» **What the exercise asks**
The data must be written out once more, precisely as given.

» **Dataset records**
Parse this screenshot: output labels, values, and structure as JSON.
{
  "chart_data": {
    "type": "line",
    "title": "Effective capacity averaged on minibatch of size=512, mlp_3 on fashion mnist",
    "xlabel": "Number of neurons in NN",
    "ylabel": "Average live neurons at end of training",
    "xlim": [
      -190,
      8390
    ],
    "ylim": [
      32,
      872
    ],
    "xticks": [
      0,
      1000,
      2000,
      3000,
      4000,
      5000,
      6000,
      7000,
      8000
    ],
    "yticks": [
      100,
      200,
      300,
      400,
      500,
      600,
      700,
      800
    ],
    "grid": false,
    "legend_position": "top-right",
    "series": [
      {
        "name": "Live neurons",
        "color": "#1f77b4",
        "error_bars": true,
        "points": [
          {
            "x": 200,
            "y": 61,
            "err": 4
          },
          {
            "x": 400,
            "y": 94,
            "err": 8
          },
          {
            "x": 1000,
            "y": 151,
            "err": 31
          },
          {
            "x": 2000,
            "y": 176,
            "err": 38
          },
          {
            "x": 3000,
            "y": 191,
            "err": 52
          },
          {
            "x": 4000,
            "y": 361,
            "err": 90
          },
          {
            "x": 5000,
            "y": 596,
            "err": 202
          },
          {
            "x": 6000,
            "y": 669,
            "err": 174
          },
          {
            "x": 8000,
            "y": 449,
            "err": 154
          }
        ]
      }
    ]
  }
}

» **Result of the task**
Parse this screenshot: output labels, values, and structure as JSON.
{
  "chart_data": {
    "type": "line",
    "title": "Effective capacity averaged on minibatch of size=512, mlp_3 on fashion mnist",
    "xlabel": "Number of neurons in NN",
    "ylabel": "Average live neurons at end of training",
    "xlim": [
      -190,
      8390
    ],
    "ylim": [
      32,
      872
    ],
    "xticks": [
      0,
      1000,
      2000,
      3000,
      4000,
      5000,
      6000,
      7000,
      8000
    ],
    "yticks": [
      100,
      200,
      300,
      400,
      500,
      600,
      700,
      800
    ],
    "grid": false,
    "legend_position": "top-right",
    "series": [
      {
        "name": "Live neurons",
        "color": "#1f77b4",
        "error_bars": true,
        "points": [
          {
            "x": 200,
            "y": 61,
            "err": 4
          },
          {
            "x": 400,
            "y": 94,
            "err": 8
          },
          {
            "x": 1000,
            "y": 151,
            "err": 31
          },
          {
            "x": 2000,
            "y": 176,
            "err": 38
          },
          {
            "x": 3000,
            "y": 191,
            "err": 52
          },
          {
            "x": 4000,
            "y": 361,
            "err": 90
          },
          {
            "x": 5000,
            "y": 596,
            "err": 202
          },
          {
            "x": 6000,
            "y": 669,
            "err": 174
          },
          {
            "x": 8000,
            "y": 449,
            "err": 154
          }
        ]
      }
    ]
  }
}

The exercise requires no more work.